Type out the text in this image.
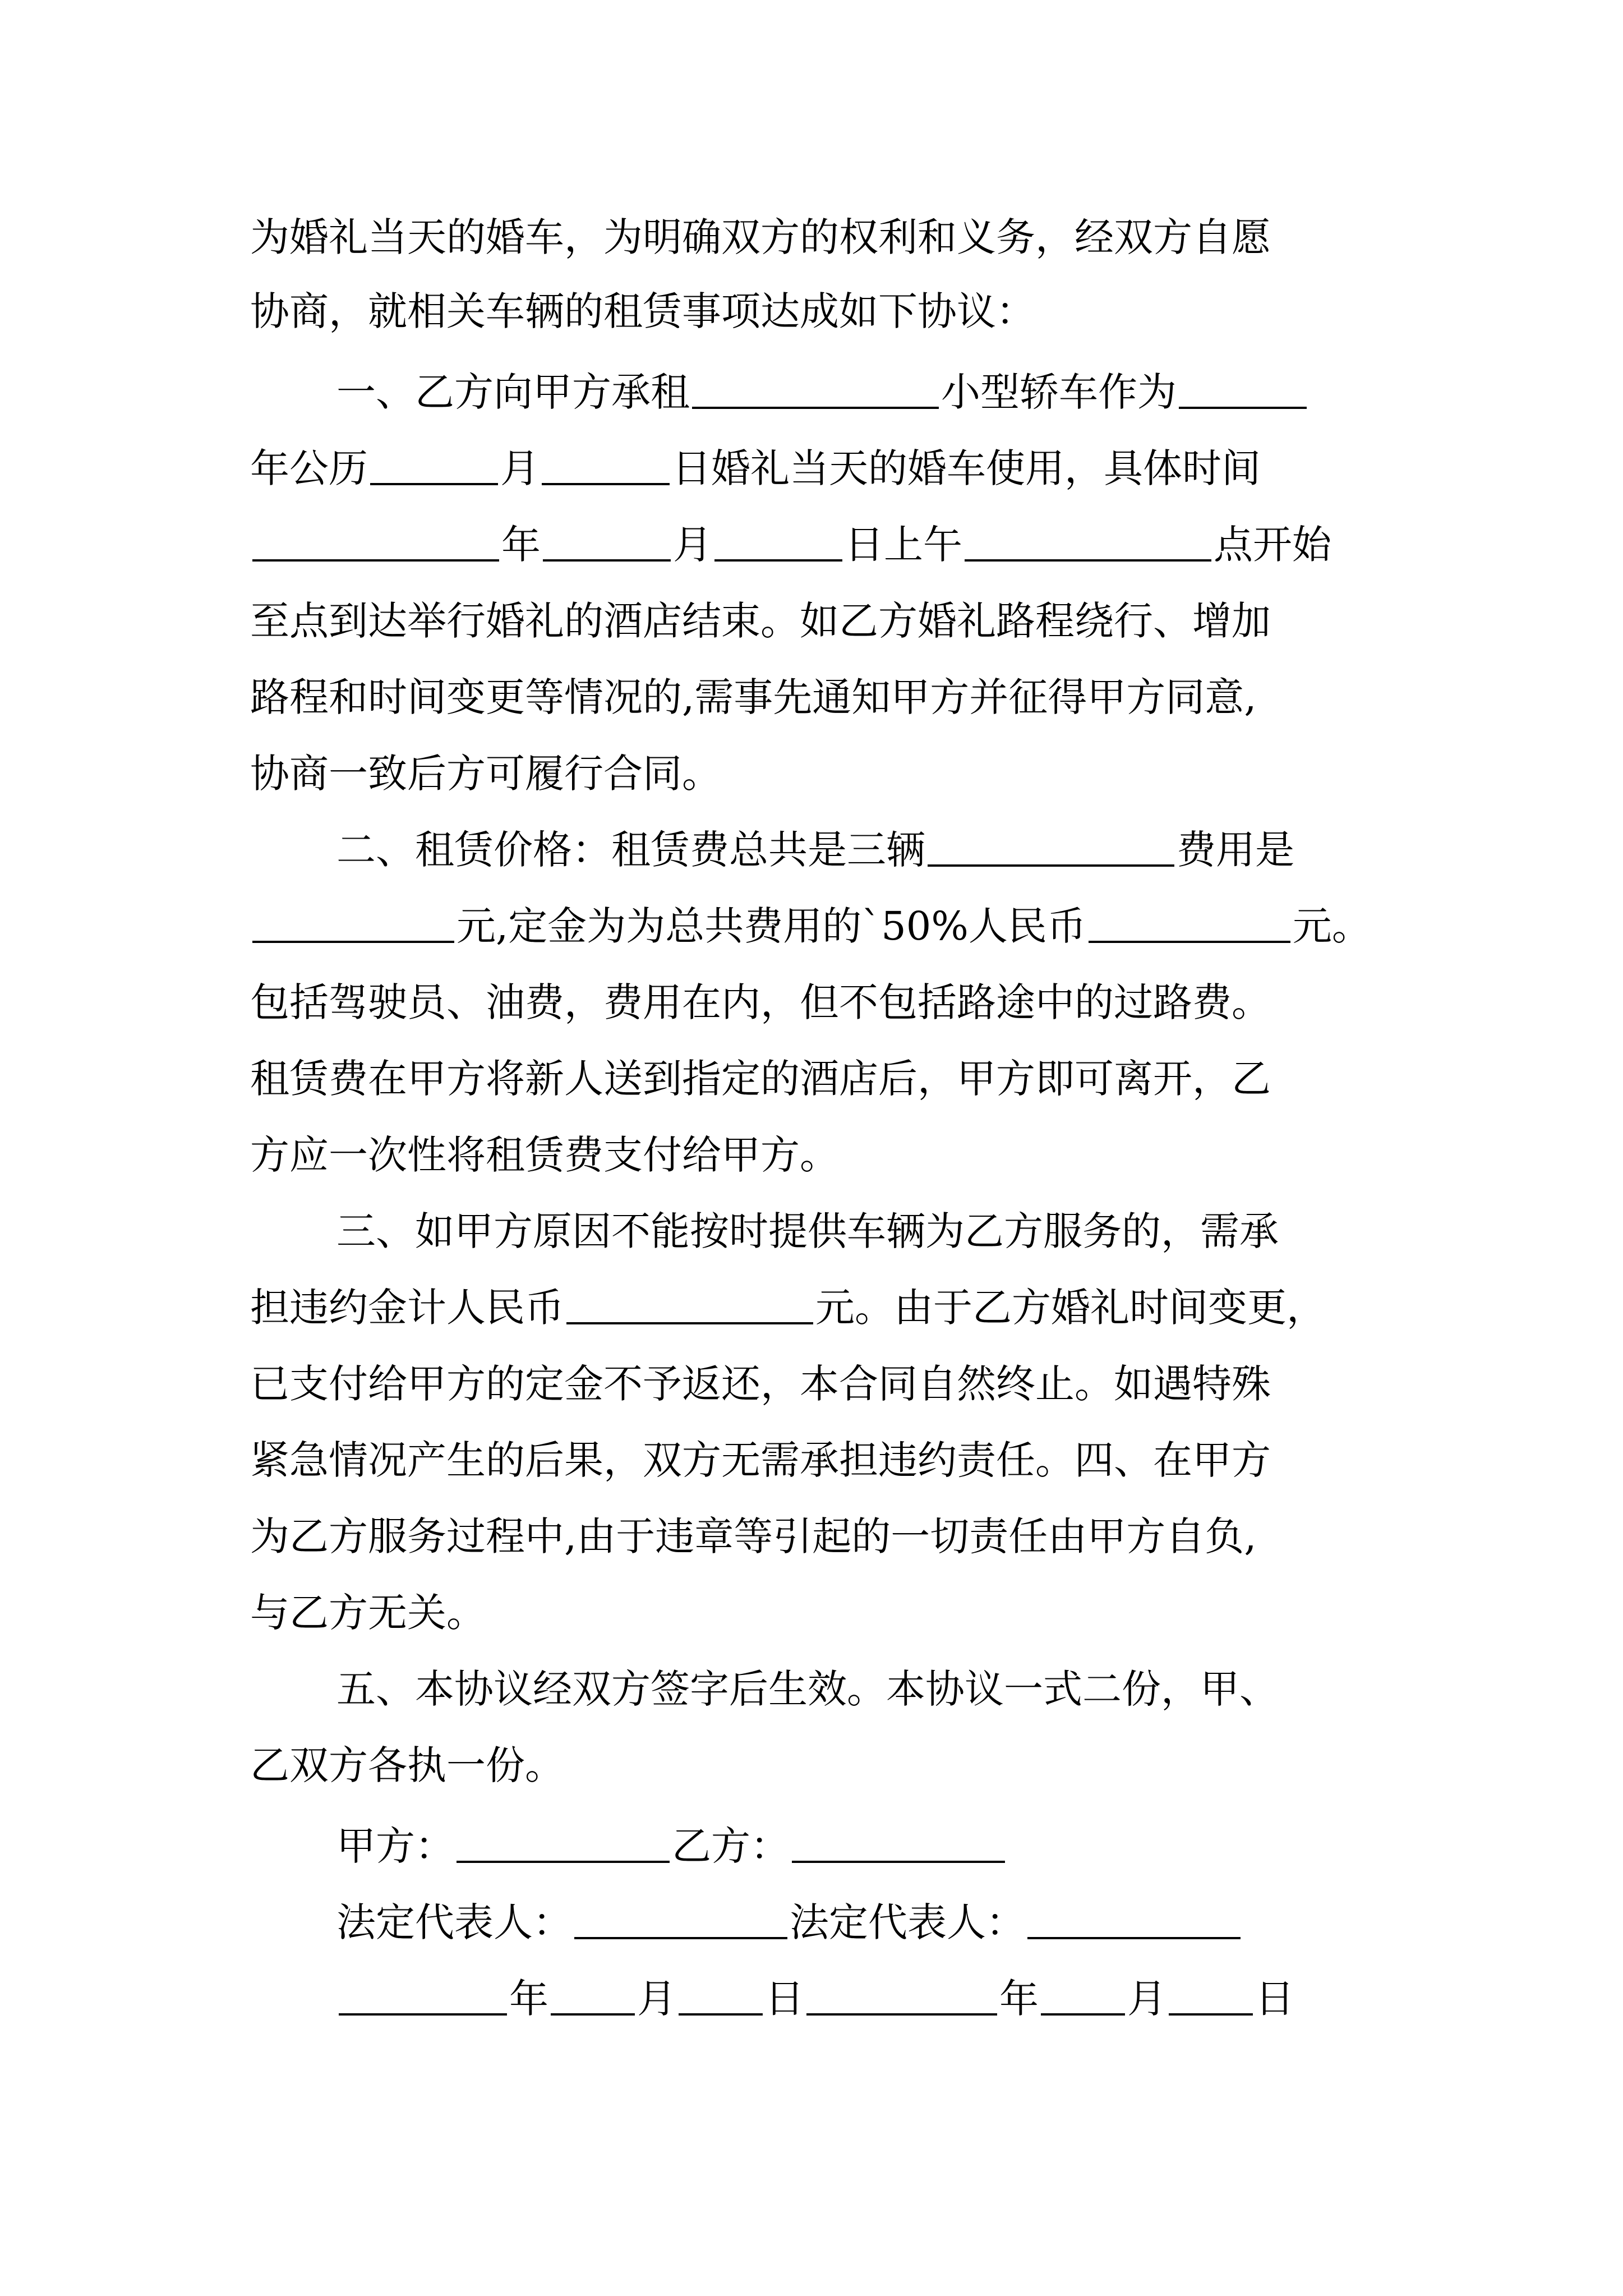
为婚礼当天的婚车，为明确双方的权利和义务，经双方自愿
协商，就相关车辆的租赁事项达成如下协议：
一、乙方向甲方承租	小型轿车作为
年公历	月	日婚礼当天的婚车使用，具体时间
年	月	日上午	点开始
至点到达举行婚礼的酒店结束。如乙方婚礼路程绕行、增加
路程和时间变更等情况的,需事先通知甲方并征得甲方同意,
协商一致后方可履行合同。
二、租赁价格：租赁费总共是三辆	费用是
元,定金为为总共费用的`50%人民币	元。
包括驾驶员、油费，费用在内，但不包括路途中的过路费。
租赁费在甲方将新人送到指定的酒店后，甲方即可离开，乙
方应一次性将租赁费支付给甲方。
三、如甲方原因不能按时提供车辆为乙方服务的，需承
担违约金计人民币	元。由于乙方婚礼时间变更，
已支付给甲方的定金不予返还，本合同自然终止。如遇特殊
紧急情况产生的后果，双方无需承担违约责任。四、在甲方
为乙方服务过程中,由于违章等引起的一切责任由甲方自负,
与乙方无关。
五、本协议经双方签字后生效。本协议一式二份，甲、
乙双方各执一份。
甲方：	乙方：
法定代表人：	法定代表人：
年 月 日	年 月 日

● ● ● ● ●

→ GIVEN TASK:
Pictures appear in the records above. Output everything except them, exactly.

→ WRITTEN ANSWER:
Type out the text in this image.
为婚礼当天的婚车，为明确双方的权利和义务，经双方自愿
协商，就相关车辆的租赁事项达成如下协议：
一、乙方向甲方承租	小型轿车作为
年公历	月	日婚礼当天的婚车使用，具体时间
年	月	日上午	点开始
至点到达举行婚礼的酒店结束。如乙方婚礼路程绕行、增加
路程和时间变更等情况的,需事先通知甲方并征得甲方同意,
协商一致后方可履行合同。
二、租赁价格：租赁费总共是三辆	费用是
元,定金为为总共费用的`50%人民币	元。
包括驾驶员、油费，费用在内，但不包括路途中的过路费。
租赁费在甲方将新人送到指定的酒店后，甲方即可离开，乙
方应一次性将租赁费支付给甲方。
三、如甲方原因不能按时提供车辆为乙方服务的，需承
担违约金计人民币	元。由于乙方婚礼时间变更，
已支付给甲方的定金不予返还，本合同自然终止。如遇特殊
紧急情况产生的后果，双方无需承担违约责任。四、在甲方
为乙方服务过程中,由于违章等引起的一切责任由甲方自负,
与乙方无关。
五、本协议经双方签字后生效。本协议一式二份，甲、
乙双方各执一份。
甲方：	乙方：
法定代表人：	法定代表人：
年 月 日	年 月 日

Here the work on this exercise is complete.